Exercise description
Beginning with the line containing "Decode this image" and ending with the last line of the records, set down every line exactly.

Given information
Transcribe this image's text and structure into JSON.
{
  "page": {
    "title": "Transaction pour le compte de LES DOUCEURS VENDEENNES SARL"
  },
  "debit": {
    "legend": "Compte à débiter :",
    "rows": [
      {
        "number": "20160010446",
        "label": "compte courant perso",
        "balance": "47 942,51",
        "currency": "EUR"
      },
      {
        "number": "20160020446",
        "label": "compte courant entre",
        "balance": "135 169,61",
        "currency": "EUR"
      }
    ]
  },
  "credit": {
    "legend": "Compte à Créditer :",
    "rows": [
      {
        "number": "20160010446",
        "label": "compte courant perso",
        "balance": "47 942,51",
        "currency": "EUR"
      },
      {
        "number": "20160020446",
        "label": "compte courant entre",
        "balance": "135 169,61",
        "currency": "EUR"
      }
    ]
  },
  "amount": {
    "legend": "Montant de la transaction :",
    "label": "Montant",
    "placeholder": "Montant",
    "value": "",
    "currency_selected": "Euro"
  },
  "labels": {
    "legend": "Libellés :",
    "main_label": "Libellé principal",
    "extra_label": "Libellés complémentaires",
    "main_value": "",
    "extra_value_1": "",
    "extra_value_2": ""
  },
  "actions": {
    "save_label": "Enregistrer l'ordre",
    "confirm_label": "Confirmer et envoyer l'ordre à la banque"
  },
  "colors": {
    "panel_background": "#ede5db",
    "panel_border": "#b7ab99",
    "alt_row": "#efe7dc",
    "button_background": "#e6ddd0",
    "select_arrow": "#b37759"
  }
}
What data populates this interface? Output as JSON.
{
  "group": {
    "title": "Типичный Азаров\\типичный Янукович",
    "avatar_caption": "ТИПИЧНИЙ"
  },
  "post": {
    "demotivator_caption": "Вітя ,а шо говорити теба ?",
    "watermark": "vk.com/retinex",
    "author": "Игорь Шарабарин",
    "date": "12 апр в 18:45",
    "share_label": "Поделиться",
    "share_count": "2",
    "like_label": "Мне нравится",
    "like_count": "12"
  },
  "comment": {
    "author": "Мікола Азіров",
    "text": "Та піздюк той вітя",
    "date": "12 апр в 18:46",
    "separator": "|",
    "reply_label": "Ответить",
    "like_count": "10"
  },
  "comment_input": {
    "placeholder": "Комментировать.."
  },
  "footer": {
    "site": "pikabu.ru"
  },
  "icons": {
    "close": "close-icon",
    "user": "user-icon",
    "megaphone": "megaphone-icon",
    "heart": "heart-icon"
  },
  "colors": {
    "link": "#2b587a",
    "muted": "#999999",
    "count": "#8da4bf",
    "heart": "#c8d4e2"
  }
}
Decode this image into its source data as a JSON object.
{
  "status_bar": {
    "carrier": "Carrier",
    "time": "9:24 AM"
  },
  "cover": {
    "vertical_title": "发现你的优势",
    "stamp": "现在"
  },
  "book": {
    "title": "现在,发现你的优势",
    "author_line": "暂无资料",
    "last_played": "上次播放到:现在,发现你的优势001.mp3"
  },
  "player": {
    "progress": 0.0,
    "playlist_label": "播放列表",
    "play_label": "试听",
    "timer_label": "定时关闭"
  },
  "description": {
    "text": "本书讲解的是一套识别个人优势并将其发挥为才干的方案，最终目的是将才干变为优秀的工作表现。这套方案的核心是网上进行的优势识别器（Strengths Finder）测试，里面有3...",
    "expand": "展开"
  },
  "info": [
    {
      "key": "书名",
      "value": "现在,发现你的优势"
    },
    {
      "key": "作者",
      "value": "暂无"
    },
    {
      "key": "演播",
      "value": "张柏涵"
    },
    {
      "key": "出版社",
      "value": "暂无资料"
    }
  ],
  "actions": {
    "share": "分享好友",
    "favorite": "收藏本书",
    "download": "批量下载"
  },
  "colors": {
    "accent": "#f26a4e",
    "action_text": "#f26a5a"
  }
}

Exercise result
Decode this image into its source data as a JSON object.
{
  "status_bar": {
    "carrier": "Carrier",
    "time": "9:24 AM"
  },
  "cover": {
    "vertical_title": "发现你的优势",
    "stamp": "现在"
  },
  "book": {
    "title": "现在,发现你的优势",
    "author_line": "暂无资料",
    "last_played": "上次播放到:现在,发现你的优势001.mp3"
  },
  "player": {
    "progress": 0.0,
    "playlist_label": "播放列表",
    "play_label": "试听",
    "timer_label": "定时关闭"
  },
  "description": {
    "text": "本书讲解的是一套识别个人优势并将其发挥为才干的方案，最终目的是将才干变为优秀的工作表现。这套方案的核心是网上进行的优势识别器（Strengths Finder）测试，里面有3...",
    "expand": "展开"
  },
  "info": [
    {
      "key": "书名",
      "value": "现在,发现你的优势"
    },
    {
      "key": "作者",
      "value": "暂无"
    },
    {
      "key": "演播",
      "value": "张柏涵"
    },
    {
      "key": "出版社",
      "value": "暂无资料"
    }
  ],
  "actions": {
    "share": "分享好友",
    "favorite": "收藏本书",
    "download": "批量下载"
  },
  "colors": {
    "accent": "#f26a4e",
    "action_text": "#f26a5a"
  }
}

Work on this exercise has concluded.